**Exercise requirements**
Write out every record below exactly as it appears.

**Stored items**
----
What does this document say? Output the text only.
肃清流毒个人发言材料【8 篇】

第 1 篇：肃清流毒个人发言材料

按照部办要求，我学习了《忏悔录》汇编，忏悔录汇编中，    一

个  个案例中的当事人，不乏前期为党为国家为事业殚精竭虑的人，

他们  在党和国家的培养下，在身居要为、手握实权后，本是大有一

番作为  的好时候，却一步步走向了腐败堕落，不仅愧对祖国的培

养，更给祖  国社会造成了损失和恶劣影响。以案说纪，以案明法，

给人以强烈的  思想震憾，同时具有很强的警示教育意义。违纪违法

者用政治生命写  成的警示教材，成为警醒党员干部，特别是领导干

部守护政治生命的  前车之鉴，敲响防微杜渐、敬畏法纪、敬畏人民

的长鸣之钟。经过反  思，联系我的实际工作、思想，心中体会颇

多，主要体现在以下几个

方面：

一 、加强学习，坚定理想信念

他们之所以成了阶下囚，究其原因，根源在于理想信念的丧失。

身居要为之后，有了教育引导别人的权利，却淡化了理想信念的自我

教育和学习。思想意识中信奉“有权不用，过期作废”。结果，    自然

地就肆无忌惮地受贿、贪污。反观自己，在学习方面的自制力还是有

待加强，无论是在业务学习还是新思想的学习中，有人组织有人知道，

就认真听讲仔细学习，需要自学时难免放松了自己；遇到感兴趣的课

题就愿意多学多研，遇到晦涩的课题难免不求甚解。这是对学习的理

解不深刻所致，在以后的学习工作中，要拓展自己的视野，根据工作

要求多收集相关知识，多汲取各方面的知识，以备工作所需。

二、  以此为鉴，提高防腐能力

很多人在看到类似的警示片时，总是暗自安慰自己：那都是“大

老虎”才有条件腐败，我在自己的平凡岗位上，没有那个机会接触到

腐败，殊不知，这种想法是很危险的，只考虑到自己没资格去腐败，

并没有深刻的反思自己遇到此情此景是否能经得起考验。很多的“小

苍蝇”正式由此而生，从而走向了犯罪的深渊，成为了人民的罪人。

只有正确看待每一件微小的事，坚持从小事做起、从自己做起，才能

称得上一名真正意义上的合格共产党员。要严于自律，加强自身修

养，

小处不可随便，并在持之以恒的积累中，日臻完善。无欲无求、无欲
----
**Complete answer**
What does this document say? Output the text only.
肃清流毒个人发言材料【8 篇】

第 1 篇：肃清流毒个人发言材料

按照部办要求，我学习了《忏悔录》汇编，忏悔录汇编中，    一

个  个案例中的当事人，不乏前期为党为国家为事业殚精竭虑的人，

他们  在党和国家的培养下，在身居要为、手握实权后，本是大有一

番作为  的好时候，却一步步走向了腐败堕落，不仅愧对祖国的培

养，更给祖  国社会造成了损失和恶劣影响。以案说纪，以案明法，

给人以强烈的  思想震憾，同时具有很强的警示教育意义。违纪违法

者用政治生命写  成的警示教材，成为警醒党员干部，特别是领导干

部守护政治生命的  前车之鉴，敲响防微杜渐、敬畏法纪、敬畏人民

的长鸣之钟。经过反  思，联系我的实际工作、思想，心中体会颇

多，主要体现在以下几个

方面：

一 、加强学习，坚定理想信念

他们之所以成了阶下囚，究其原因，根源在于理想信念的丧失。

身居要为之后，有了教育引导别人的权利，却淡化了理想信念的自我

教育和学习。思想意识中信奉“有权不用，过期作废”。结果，    自然

地就肆无忌惮地受贿、贪污。反观自己，在学习方面的自制力还是有

待加强，无论是在业务学习还是新思想的学习中，有人组织有人知道，

就认真听讲仔细学习，需要自学时难免放松了自己；遇到感兴趣的课

题就愿意多学多研，遇到晦涩的课题难免不求甚解。这是对学习的理

解不深刻所致，在以后的学习工作中，要拓展自己的视野，根据工作

要求多收集相关知识，多汲取各方面的知识，以备工作所需。

二、  以此为鉴，提高防腐能力

很多人在看到类似的警示片时，总是暗自安慰自己：那都是“大

老虎”才有条件腐败，我在自己的平凡岗位上，没有那个机会接触到

腐败，殊不知，这种想法是很危险的，只考虑到自己没资格去腐败，

并没有深刻的反思自己遇到此情此景是否能经得起考验。很多的“小

苍蝇”正式由此而生，从而走向了犯罪的深渊，成为了人民的罪人。

只有正确看待每一件微小的事，坚持从小事做起、从自己做起，才能

称得上一名真正意义上的合格共产党员。要严于自律，加强自身修

养，

小处不可随便，并在持之以恒的积累中，日臻完善。无欲无求、无欲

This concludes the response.